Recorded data
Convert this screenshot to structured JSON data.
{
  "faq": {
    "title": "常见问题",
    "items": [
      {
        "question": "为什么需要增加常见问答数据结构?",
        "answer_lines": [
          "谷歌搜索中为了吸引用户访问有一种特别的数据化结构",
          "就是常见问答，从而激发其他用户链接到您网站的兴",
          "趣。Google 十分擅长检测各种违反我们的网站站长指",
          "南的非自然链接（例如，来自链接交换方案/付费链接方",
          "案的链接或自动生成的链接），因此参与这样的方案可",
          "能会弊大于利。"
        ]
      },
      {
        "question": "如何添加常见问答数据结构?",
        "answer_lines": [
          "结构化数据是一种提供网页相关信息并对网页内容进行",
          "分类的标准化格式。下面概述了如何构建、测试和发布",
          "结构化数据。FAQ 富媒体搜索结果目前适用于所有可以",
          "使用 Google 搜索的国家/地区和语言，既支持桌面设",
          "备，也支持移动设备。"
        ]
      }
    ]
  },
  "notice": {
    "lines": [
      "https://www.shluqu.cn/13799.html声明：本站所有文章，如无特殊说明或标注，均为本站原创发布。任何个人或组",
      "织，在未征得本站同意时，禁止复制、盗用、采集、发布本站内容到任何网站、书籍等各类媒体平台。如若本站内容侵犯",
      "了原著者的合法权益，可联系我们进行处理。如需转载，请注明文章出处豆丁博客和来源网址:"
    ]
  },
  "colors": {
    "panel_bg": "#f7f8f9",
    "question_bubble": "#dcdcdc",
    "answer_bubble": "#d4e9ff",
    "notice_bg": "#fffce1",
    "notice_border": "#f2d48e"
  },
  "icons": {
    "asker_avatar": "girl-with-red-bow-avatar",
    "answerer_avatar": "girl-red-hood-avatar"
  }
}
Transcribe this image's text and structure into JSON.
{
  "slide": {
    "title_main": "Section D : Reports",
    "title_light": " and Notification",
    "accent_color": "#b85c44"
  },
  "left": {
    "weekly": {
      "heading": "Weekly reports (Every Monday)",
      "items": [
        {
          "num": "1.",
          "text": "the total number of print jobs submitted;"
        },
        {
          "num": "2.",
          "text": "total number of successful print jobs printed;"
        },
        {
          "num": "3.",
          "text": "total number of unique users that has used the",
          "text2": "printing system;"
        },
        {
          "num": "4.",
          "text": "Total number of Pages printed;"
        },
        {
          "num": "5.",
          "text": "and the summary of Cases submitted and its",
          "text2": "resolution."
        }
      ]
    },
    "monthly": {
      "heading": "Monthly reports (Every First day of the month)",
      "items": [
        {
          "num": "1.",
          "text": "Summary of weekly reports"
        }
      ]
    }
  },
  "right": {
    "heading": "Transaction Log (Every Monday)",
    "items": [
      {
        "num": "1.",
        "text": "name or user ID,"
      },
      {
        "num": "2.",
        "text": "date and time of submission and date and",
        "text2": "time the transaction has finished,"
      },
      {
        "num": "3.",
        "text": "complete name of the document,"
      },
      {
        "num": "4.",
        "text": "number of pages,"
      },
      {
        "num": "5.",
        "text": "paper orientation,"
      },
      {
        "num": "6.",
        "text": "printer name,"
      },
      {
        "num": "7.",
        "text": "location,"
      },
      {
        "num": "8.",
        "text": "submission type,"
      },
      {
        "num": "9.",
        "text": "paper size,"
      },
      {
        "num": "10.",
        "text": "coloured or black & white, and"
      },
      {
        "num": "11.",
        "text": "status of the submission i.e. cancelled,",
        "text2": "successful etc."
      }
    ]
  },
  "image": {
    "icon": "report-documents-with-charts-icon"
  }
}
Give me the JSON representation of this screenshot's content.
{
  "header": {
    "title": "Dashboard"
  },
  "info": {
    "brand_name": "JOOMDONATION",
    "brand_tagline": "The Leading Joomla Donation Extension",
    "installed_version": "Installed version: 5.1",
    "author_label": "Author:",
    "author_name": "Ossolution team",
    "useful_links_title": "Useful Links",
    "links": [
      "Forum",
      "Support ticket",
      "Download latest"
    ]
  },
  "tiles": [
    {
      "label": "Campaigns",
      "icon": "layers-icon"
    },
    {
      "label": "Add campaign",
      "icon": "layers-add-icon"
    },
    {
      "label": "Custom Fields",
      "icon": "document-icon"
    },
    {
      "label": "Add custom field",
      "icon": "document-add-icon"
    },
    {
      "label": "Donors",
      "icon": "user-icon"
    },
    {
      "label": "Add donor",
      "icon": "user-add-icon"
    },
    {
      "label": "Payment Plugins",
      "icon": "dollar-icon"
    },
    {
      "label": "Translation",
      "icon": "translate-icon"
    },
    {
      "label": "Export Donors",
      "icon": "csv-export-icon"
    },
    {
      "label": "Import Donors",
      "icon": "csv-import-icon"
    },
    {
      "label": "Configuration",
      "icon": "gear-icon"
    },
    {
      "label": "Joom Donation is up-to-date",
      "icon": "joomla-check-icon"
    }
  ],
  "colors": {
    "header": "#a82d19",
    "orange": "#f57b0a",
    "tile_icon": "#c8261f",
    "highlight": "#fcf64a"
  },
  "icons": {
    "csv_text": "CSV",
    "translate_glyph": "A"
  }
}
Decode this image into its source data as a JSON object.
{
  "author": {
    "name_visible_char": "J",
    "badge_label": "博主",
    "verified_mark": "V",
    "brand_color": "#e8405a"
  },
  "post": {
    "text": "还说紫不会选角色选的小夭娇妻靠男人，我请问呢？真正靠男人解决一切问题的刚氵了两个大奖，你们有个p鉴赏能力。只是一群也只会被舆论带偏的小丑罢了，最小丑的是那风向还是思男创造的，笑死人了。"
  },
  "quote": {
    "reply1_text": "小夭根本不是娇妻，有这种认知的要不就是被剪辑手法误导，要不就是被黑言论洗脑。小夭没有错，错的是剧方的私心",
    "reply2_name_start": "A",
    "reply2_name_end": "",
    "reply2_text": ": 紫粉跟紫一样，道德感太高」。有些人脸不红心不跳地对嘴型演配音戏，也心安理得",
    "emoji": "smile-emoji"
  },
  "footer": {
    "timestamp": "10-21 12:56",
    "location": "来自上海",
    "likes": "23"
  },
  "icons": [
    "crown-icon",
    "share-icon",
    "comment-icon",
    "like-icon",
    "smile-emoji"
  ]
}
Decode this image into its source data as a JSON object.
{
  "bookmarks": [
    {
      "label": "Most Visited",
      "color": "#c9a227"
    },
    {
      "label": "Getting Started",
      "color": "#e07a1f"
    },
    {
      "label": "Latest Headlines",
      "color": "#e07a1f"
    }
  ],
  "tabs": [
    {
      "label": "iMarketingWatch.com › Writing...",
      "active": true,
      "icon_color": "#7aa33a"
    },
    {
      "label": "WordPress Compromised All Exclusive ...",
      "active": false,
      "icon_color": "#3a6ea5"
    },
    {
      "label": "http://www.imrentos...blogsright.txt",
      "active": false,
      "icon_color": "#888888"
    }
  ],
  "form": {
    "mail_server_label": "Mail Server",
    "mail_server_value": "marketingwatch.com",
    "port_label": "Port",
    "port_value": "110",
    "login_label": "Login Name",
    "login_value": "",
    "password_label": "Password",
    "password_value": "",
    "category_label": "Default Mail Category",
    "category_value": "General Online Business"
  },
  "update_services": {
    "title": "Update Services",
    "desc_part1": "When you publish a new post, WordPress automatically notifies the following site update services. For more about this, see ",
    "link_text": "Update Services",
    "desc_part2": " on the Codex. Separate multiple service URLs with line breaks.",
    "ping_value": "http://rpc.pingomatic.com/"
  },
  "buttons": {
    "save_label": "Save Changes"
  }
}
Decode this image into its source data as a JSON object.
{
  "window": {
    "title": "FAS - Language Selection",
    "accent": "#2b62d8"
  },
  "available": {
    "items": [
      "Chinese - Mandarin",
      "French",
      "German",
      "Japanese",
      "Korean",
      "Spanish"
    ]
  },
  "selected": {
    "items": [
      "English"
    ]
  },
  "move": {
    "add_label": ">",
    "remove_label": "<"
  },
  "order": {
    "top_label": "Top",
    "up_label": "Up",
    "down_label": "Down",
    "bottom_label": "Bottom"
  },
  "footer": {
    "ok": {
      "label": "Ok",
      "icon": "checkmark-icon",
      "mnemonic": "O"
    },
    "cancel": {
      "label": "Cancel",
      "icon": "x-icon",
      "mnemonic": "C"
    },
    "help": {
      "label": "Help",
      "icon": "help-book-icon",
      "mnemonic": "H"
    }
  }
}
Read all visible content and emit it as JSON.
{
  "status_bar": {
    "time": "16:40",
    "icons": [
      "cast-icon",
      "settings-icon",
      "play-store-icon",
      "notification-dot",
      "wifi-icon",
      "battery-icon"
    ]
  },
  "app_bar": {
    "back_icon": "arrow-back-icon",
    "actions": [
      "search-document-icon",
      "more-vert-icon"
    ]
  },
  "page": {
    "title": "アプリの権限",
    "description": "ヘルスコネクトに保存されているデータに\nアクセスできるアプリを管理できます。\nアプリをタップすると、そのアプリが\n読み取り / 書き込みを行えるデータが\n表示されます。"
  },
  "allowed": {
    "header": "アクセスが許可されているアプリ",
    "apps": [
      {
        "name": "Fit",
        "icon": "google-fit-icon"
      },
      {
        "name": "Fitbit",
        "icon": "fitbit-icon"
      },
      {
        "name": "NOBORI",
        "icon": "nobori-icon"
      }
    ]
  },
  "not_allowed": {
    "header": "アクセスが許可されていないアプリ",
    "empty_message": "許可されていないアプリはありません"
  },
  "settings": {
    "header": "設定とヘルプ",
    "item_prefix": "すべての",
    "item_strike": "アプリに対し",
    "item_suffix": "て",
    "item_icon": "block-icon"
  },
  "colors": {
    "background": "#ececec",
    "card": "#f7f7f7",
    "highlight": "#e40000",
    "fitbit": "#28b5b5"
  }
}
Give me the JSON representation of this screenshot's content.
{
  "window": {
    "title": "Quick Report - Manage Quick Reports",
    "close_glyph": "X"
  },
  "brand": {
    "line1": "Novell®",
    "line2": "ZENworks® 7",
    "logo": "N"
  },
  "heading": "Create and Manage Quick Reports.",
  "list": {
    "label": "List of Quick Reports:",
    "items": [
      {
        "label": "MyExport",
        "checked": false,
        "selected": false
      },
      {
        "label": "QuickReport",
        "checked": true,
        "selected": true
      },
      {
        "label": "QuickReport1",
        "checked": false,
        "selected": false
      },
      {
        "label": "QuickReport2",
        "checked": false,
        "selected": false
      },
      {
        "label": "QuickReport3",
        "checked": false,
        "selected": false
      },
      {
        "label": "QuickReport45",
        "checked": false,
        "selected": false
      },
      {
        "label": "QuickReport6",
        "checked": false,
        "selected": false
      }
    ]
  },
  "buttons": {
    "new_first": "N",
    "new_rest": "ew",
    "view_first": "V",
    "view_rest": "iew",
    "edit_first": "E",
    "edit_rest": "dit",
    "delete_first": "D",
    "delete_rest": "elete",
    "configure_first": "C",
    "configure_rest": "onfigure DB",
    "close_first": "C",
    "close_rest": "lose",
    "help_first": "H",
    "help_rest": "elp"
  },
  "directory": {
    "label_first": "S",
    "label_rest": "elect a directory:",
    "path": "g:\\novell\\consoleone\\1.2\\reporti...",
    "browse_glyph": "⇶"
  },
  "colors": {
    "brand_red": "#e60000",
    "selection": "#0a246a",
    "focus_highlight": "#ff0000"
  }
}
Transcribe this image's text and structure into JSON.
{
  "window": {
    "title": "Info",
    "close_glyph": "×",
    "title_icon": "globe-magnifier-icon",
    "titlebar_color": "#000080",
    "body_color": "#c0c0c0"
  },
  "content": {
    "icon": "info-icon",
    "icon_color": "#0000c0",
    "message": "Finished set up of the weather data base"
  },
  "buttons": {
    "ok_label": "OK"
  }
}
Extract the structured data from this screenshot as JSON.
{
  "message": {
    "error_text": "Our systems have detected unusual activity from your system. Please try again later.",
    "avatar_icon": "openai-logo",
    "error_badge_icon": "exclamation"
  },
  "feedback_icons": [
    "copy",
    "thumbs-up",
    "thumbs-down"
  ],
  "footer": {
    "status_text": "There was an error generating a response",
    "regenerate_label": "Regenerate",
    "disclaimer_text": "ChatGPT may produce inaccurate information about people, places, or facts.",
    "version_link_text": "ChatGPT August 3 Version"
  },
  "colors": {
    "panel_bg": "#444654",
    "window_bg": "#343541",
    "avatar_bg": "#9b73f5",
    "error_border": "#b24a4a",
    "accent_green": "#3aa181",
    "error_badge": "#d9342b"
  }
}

WHAT THE TASK REQUIRES
Gather from the records above every line containing the string "submitted".

SOLUTION TO THE PROBLEM
          "text": "the total number of print jobs submitted;"
          "text": "and the summary of Cases submitted and its",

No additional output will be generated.